### WHAT TO DO
Skip the pictures and quote all of the lines exactly.

### Saved entries
● ● ● ● ● ● ●

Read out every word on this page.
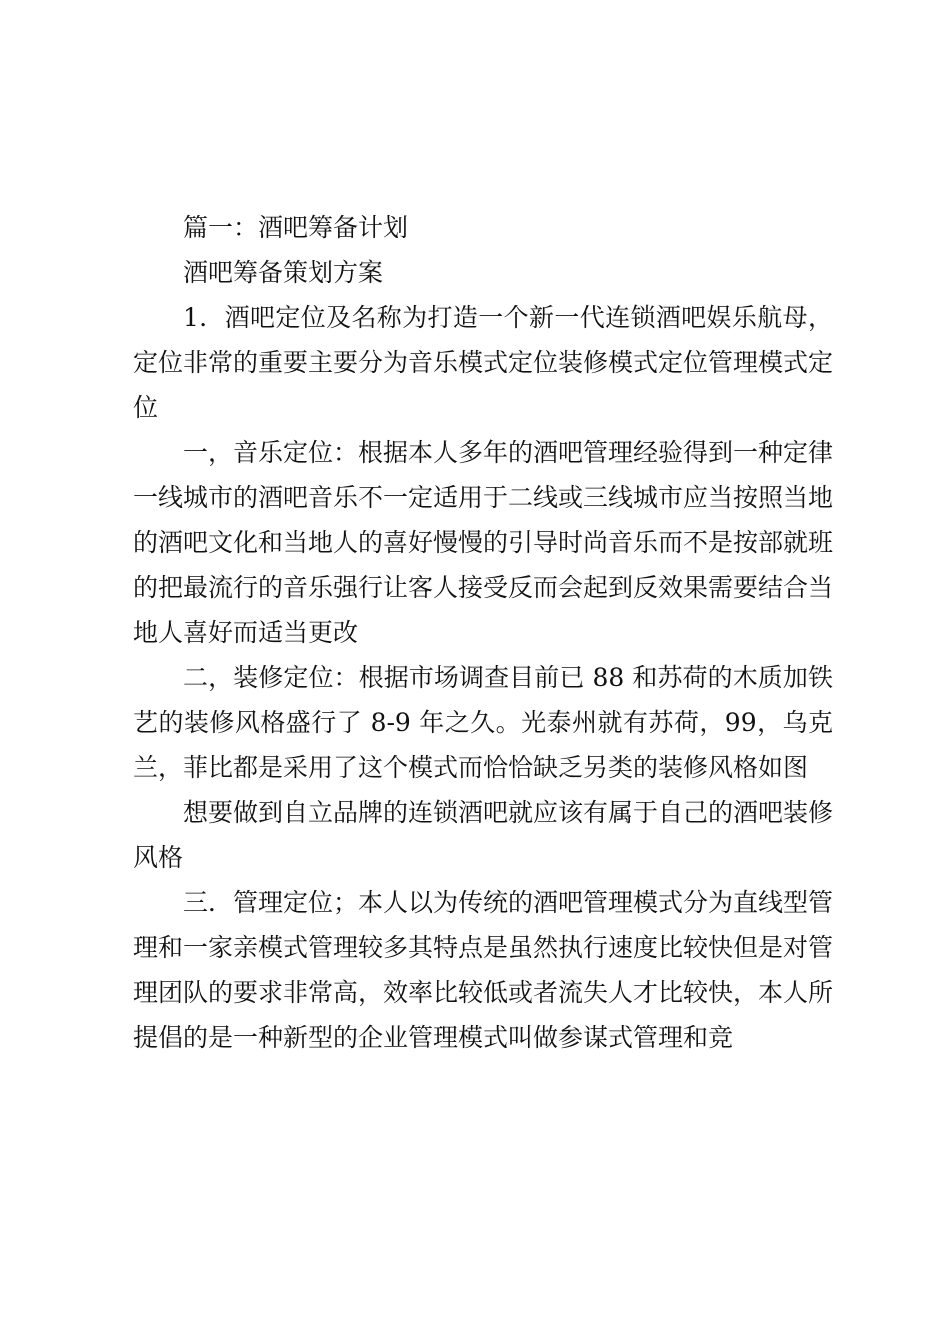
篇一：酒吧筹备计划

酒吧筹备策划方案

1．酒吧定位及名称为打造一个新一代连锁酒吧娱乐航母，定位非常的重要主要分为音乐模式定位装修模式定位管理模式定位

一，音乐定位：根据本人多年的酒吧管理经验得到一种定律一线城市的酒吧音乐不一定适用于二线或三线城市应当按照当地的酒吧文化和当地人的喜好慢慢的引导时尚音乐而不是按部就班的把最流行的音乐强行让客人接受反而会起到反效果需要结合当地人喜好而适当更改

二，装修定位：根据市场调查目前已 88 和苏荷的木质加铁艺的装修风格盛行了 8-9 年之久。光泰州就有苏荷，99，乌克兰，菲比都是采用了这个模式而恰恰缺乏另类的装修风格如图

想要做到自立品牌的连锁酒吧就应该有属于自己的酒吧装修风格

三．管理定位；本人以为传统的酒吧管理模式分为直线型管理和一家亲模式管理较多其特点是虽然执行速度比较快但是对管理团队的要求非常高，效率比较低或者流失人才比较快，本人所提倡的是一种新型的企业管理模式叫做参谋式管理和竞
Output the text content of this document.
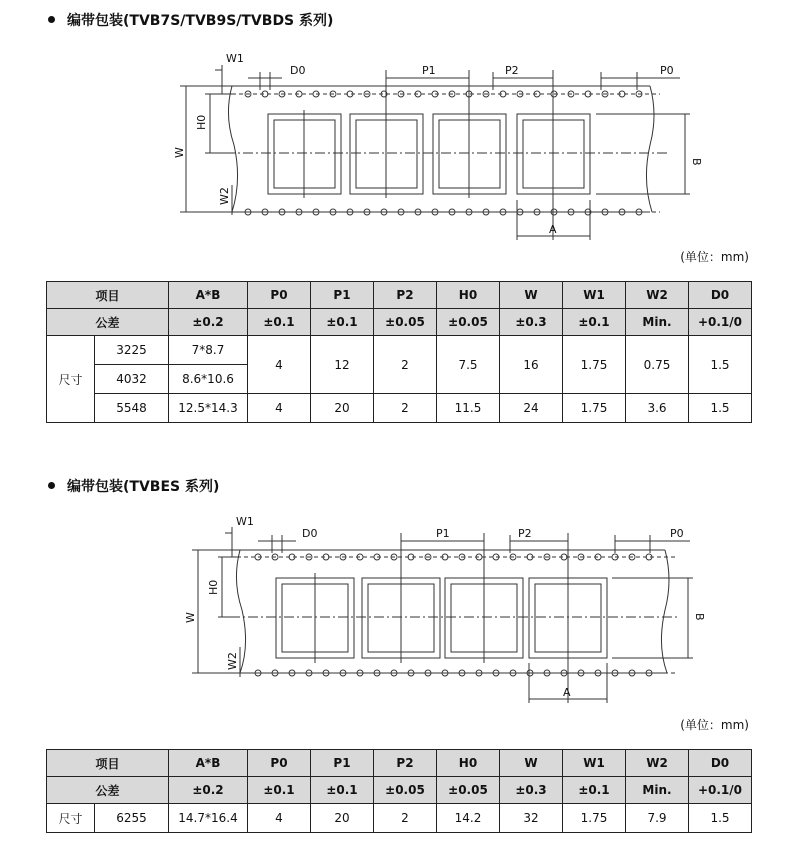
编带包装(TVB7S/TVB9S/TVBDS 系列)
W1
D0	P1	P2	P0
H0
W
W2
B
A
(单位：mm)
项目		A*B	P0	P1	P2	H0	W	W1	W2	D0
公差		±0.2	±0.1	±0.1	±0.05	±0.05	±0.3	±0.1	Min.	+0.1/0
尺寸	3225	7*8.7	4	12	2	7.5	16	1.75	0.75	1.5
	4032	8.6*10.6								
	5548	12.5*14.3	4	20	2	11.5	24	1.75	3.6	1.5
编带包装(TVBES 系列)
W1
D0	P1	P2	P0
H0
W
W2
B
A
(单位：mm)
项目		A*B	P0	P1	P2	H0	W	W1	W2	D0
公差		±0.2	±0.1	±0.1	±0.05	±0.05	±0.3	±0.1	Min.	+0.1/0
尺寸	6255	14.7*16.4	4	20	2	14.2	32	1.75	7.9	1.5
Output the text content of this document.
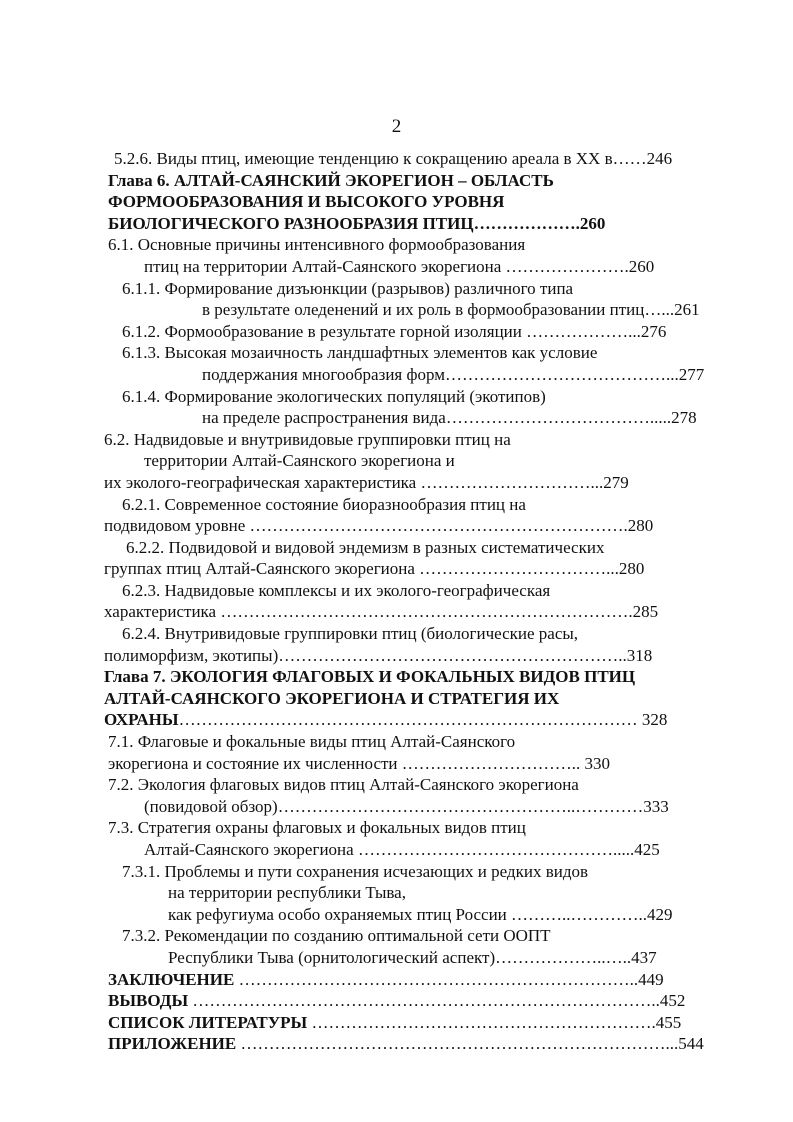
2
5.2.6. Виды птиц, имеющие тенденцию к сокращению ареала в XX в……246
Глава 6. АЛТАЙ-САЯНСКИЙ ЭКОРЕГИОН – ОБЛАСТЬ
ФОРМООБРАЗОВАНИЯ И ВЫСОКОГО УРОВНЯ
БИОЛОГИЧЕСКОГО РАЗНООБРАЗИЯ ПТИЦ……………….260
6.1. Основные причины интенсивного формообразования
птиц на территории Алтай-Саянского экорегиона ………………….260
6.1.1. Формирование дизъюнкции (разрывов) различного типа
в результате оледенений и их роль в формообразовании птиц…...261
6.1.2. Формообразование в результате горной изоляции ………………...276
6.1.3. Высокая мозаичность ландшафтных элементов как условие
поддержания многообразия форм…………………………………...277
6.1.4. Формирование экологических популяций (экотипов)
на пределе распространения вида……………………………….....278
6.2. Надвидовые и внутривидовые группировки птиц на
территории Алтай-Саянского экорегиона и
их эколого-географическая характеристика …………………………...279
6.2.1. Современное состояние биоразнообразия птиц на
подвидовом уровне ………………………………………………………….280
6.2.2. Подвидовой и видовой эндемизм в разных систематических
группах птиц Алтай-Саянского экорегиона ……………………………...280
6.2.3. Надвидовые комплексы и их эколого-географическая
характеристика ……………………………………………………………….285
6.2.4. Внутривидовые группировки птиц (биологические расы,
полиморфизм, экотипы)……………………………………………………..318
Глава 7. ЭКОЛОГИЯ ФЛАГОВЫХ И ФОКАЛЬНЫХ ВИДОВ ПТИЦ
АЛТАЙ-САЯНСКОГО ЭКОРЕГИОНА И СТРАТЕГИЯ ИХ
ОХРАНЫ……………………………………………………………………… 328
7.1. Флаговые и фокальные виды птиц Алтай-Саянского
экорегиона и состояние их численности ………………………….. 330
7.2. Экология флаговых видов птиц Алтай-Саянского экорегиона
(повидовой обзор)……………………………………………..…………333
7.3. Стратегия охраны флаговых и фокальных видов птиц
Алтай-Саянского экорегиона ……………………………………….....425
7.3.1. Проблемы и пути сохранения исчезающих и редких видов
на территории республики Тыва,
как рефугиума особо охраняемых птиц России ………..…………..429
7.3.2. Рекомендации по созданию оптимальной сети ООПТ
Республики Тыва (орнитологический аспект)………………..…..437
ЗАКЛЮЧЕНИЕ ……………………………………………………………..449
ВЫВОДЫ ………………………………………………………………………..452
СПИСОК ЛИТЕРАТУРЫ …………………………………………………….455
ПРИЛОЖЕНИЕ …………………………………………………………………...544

● ● ● ● ● ● ●

### EXPECTED ANSWER
Read out every word on this page.
篇一：酒吧筹备计划

酒吧筹备策划方案

1．酒吧定位及名称为打造一个新一代连锁酒吧娱乐航母，定位非常的重要主要分为音乐模式定位装修模式定位管理模式定位

一，音乐定位：根据本人多年的酒吧管理经验得到一种定律一线城市的酒吧音乐不一定适用于二线或三线城市应当按照当地的酒吧文化和当地人的喜好慢慢的引导时尚音乐而不是按部就班的把最流行的音乐强行让客人接受反而会起到反效果需要结合当地人喜好而适当更改

二，装修定位：根据市场调查目前已 88 和苏荷的木质加铁艺的装修风格盛行了 8-9 年之久。光泰州就有苏荷，99，乌克兰，菲比都是采用了这个模式而恰恰缺乏另类的装修风格如图

想要做到自立品牌的连锁酒吧就应该有属于自己的酒吧装修风格

三．管理定位；本人以为传统的酒吧管理模式分为直线型管理和一家亲模式管理较多其特点是虽然执行速度比较快但是对管理团队的要求非常高，效率比较低或者流失人才比较快，本人所提倡的是一种新型的企业管理模式叫做参谋式管理和竞
Output the text content of this document.
编带包装(TVB7S/TVB9S/TVBDS 系列)
W1
D0	P1	P2	P0
H0
W
W2
B
A
(单位：mm)
项目		A*B	P0	P1	P2	H0	W	W1	W2	D0
公差		±0.2	±0.1	±0.1	±0.05	±0.05	±0.3	±0.1	Min.	+0.1/0
尺寸	3225	7*8.7	4	12	2	7.5	16	1.75	0.75	1.5
	4032	8.6*10.6								
	5548	12.5*14.3	4	20	2	11.5	24	1.75	3.6	1.5
编带包装(TVBES 系列)
W1
D0	P1	P2	P0
H0
W
W2
B
A
(单位：mm)
项目		A*B	P0	P1	P2	H0	W	W1	W2	D0
公差		±0.2	±0.1	±0.1	±0.05	±0.05	±0.3	±0.1	Min.	+0.1/0
尺寸	6255	14.7*16.4	4	20	2	14.2	32	1.75	7.9	1.5
Output the text content of this document.
2
5.2.6. Виды птиц, имеющие тенденцию к сокращению ареала в XX в……246
Глава 6. АЛТАЙ-САЯНСКИЙ ЭКОРЕГИОН – ОБЛАСТЬ
ФОРМООБРАЗОВАНИЯ И ВЫСОКОГО УРОВНЯ
БИОЛОГИЧЕСКОГО РАЗНООБРАЗИЯ ПТИЦ……………….260
6.1. Основные причины интенсивного формообразования
птиц на территории Алтай-Саянского экорегиона ………………….260
6.1.1. Формирование дизъюнкции (разрывов) различного типа
в результате оледенений и их роль в формообразовании птиц…...261
6.1.2. Формообразование в результате горной изоляции ………………...276
6.1.3. Высокая мозаичность ландшафтных элементов как условие
поддержания многообразия форм…………………………………...277
6.1.4. Формирование экологических популяций (экотипов)
на пределе распространения вида……………………………….....278
6.2. Надвидовые и внутривидовые группировки птиц на
территории Алтай-Саянского экорегиона и
их эколого-географическая характеристика …………………………...279
6.2.1. Современное состояние биоразнообразия птиц на
подвидовом уровне ………………………………………………………….280
6.2.2. Подвидовой и видовой эндемизм в разных систематических
группах птиц Алтай-Саянского экорегиона ……………………………...280
6.2.3. Надвидовые комплексы и их эколого-географическая
характеристика ……………………………………………………………….285
6.2.4. Внутривидовые группировки птиц (биологические расы,
полиморфизм, экотипы)……………………………………………………..318
Глава 7. ЭКОЛОГИЯ ФЛАГОВЫХ И ФОКАЛЬНЫХ ВИДОВ ПТИЦ
АЛТАЙ-САЯНСКОГО ЭКОРЕГИОНА И СТРАТЕГИЯ ИХ
ОХРАНЫ……………………………………………………………………… 328
7.1. Флаговые и фокальные виды птиц Алтай-Саянского
экорегиона и состояние их численности ………………………….. 330
7.2. Экология флаговых видов птиц Алтай-Саянского экорегиона
(повидовой обзор)……………………………………………..…………333
7.3. Стратегия охраны флаговых и фокальных видов птиц
Алтай-Саянского экорегиона ……………………………………….....425
7.3.1. Проблемы и пути сохранения исчезающих и редких видов
на территории республики Тыва,
как рефугиума особо охраняемых птиц России ………..…………..429
7.3.2. Рекомендации по созданию оптимальной сети ООПТ
Республики Тыва (орнитологический аспект)………………..…..437
ЗАКЛЮЧЕНИЕ ……………………………………………………………..449
ВЫВОДЫ ………………………………………………………………………..452
СПИСОК ЛИТЕРАТУРЫ …………………………………………………….455
ПРИЛОЖЕНИЕ …………………………………………………………………...544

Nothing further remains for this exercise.